---------- MATERIAL FOR THIS EXERCISE

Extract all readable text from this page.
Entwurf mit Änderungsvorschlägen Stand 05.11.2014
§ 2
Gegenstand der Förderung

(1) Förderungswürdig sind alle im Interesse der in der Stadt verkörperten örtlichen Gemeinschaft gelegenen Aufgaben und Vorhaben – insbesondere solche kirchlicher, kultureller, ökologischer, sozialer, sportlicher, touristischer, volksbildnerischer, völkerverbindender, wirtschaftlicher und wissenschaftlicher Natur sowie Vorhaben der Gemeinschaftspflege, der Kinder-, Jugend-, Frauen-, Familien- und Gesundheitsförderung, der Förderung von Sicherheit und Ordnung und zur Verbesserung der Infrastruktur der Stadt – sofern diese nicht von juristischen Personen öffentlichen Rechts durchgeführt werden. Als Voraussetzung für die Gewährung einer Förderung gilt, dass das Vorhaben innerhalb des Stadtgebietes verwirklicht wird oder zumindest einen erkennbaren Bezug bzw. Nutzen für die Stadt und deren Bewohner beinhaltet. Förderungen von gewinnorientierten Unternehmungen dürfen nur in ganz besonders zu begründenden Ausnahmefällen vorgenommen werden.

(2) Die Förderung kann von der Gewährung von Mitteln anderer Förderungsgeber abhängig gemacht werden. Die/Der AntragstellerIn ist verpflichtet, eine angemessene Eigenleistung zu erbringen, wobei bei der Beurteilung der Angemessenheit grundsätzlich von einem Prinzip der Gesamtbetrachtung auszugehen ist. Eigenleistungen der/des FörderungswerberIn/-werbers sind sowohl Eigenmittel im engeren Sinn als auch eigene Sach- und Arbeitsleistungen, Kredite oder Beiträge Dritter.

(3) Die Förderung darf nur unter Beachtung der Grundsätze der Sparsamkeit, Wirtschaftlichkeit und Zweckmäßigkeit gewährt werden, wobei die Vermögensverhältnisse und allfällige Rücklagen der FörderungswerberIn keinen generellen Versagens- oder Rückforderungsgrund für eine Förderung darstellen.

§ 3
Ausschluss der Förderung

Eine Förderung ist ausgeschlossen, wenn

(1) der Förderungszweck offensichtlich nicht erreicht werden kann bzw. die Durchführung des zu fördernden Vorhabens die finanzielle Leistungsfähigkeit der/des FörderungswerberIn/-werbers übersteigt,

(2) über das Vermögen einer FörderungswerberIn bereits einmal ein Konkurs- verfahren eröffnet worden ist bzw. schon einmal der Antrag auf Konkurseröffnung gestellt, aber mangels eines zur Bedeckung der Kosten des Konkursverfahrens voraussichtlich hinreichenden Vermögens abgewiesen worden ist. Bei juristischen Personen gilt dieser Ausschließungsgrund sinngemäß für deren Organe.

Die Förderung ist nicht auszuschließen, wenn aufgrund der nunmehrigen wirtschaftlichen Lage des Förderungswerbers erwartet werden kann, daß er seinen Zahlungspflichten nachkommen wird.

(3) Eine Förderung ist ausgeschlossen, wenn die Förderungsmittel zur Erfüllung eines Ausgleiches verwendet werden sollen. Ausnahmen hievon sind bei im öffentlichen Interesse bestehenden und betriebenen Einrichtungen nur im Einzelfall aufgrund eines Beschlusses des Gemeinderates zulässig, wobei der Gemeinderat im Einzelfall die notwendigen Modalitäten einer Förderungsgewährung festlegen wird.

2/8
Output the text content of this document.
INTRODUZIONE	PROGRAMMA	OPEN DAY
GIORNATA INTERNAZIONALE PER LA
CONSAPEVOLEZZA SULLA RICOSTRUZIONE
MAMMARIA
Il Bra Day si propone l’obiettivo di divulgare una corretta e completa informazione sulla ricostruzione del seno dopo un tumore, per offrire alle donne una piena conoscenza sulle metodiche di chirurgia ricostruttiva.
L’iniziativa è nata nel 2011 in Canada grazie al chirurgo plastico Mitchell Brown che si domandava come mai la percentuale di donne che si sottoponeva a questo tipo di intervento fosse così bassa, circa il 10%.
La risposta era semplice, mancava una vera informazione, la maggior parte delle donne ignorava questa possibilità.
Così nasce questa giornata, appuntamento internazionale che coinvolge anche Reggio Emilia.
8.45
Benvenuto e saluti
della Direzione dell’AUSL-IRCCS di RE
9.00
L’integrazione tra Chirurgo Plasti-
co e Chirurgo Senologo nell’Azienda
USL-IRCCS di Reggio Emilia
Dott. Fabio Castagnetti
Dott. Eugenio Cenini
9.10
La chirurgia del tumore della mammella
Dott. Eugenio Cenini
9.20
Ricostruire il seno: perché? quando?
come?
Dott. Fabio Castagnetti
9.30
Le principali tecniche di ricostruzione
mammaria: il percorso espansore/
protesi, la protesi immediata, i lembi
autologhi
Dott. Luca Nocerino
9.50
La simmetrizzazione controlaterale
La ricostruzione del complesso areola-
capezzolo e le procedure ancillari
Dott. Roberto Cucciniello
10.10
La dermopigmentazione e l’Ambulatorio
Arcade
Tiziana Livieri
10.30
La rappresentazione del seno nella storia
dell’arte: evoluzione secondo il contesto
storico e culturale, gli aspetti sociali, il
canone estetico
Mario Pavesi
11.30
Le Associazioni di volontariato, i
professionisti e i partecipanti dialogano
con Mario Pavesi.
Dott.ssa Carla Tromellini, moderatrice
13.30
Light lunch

--------------------

PROMPT: Would you repeat the records above without any changes?

WRITTEN RESPONSE:
Extract all readable text from this page.
Entwurf mit Änderungsvorschlägen Stand 05.11.2014
§ 2
Gegenstand der Förderung

(1) Förderungswürdig sind alle im Interesse der in der Stadt verkörperten örtlichen Gemeinschaft gelegenen Aufgaben und Vorhaben – insbesondere solche kirchlicher, kultureller, ökologischer, sozialer, sportlicher, touristischer, volksbildnerischer, völkerverbindender, wirtschaftlicher und wissenschaftlicher Natur sowie Vorhaben der Gemeinschaftspflege, der Kinder-, Jugend-, Frauen-, Familien- und Gesundheitsförderung, der Förderung von Sicherheit und Ordnung und zur Verbesserung der Infrastruktur der Stadt – sofern diese nicht von juristischen Personen öffentlichen Rechts durchgeführt werden. Als Voraussetzung für die Gewährung einer Förderung gilt, dass das Vorhaben innerhalb des Stadtgebietes verwirklicht wird oder zumindest einen erkennbaren Bezug bzw. Nutzen für die Stadt und deren Bewohner beinhaltet. Förderungen von gewinnorientierten Unternehmungen dürfen nur in ganz besonders zu begründenden Ausnahmefällen vorgenommen werden.

(2) Die Förderung kann von der Gewährung von Mitteln anderer Förderungsgeber abhängig gemacht werden. Die/Der AntragstellerIn ist verpflichtet, eine angemessene Eigenleistung zu erbringen, wobei bei der Beurteilung der Angemessenheit grundsätzlich von einem Prinzip der Gesamtbetrachtung auszugehen ist. Eigenleistungen der/des FörderungswerberIn/-werbers sind sowohl Eigenmittel im engeren Sinn als auch eigene Sach- und Arbeitsleistungen, Kredite oder Beiträge Dritter.

(3) Die Förderung darf nur unter Beachtung der Grundsätze der Sparsamkeit, Wirtschaftlichkeit und Zweckmäßigkeit gewährt werden, wobei die Vermögensverhältnisse und allfällige Rücklagen der FörderungswerberIn keinen generellen Versagens- oder Rückforderungsgrund für eine Förderung darstellen.

§ 3
Ausschluss der Förderung

Eine Förderung ist ausgeschlossen, wenn

(1) der Förderungszweck offensichtlich nicht erreicht werden kann bzw. die Durchführung des zu fördernden Vorhabens die finanzielle Leistungsfähigkeit der/des FörderungswerberIn/-werbers übersteigt,

(2) über das Vermögen einer FörderungswerberIn bereits einmal ein Konkurs- verfahren eröffnet worden ist bzw. schon einmal der Antrag auf Konkurseröffnung gestellt, aber mangels eines zur Bedeckung der Kosten des Konkursverfahrens voraussichtlich hinreichenden Vermögens abgewiesen worden ist. Bei juristischen Personen gilt dieser Ausschließungsgrund sinngemäß für deren Organe.

Die Förderung ist nicht auszuschließen, wenn aufgrund der nunmehrigen wirtschaftlichen Lage des Förderungswerbers erwartet werden kann, daß er seinen Zahlungspflichten nachkommen wird.

(3) Eine Förderung ist ausgeschlossen, wenn die Förderungsmittel zur Erfüllung eines Ausgleiches verwendet werden sollen. Ausnahmen hievon sind bei im öffentlichen Interesse bestehenden und betriebenen Einrichtungen nur im Einzelfall aufgrund eines Beschlusses des Gemeinderates zulässig, wobei der Gemeinderat im Einzelfall die notwendigen Modalitäten einer Förderungsgewährung festlegen wird.

2/8
Output the text content of this document.
INTRODUZIONE	PROGRAMMA	OPEN DAY
GIORNATA INTERNAZIONALE PER LA
CONSAPEVOLEZZA SULLA RICOSTRUZIONE
MAMMARIA
Il Bra Day si propone l’obiettivo di divulgare una corretta e completa informazione sulla ricostruzione del seno dopo un tumore, per offrire alle donne una piena conoscenza sulle metodiche di chirurgia ricostruttiva.
L’iniziativa è nata nel 2011 in Canada grazie al chirurgo plastico Mitchell Brown che si domandava come mai la percentuale di donne che si sottoponeva a questo tipo di intervento fosse così bassa, circa il 10%.
La risposta era semplice, mancava una vera informazione, la maggior parte delle donne ignorava questa possibilità.
Così nasce questa giornata, appuntamento internazionale che coinvolge anche Reggio Emilia.
8.45
Benvenuto e saluti
della Direzione dell’AUSL-IRCCS di RE
9.00
L’integrazione tra Chirurgo Plasti-
co e Chirurgo Senologo nell’Azienda
USL-IRCCS di Reggio Emilia
Dott. Fabio Castagnetti
Dott. Eugenio Cenini
9.10
La chirurgia del tumore della mammella
Dott. Eugenio Cenini
9.20
Ricostruire il seno: perché? quando?
come?
Dott. Fabio Castagnetti
9.30
Le principali tecniche di ricostruzione
mammaria: il percorso espansore/
protesi, la protesi immediata, i lembi
autologhi
Dott. Luca Nocerino
9.50
La simmetrizzazione controlaterale
La ricostruzione del complesso areola-
capezzolo e le procedure ancillari
Dott. Roberto Cucciniello
10.10
La dermopigmentazione e l’Ambulatorio
Arcade
Tiziana Livieri
10.30
La rappresentazione del seno nella storia
dell’arte: evoluzione secondo il contesto
storico e culturale, gli aspetti sociali, il
canone estetico
Mario Pavesi
11.30
Le Associazioni di volontariato, i
professionisti e i partecipanti dialogano
con Mario Pavesi.
Dott.ssa Carla Tromellini, moderatrice
13.30
Light lunch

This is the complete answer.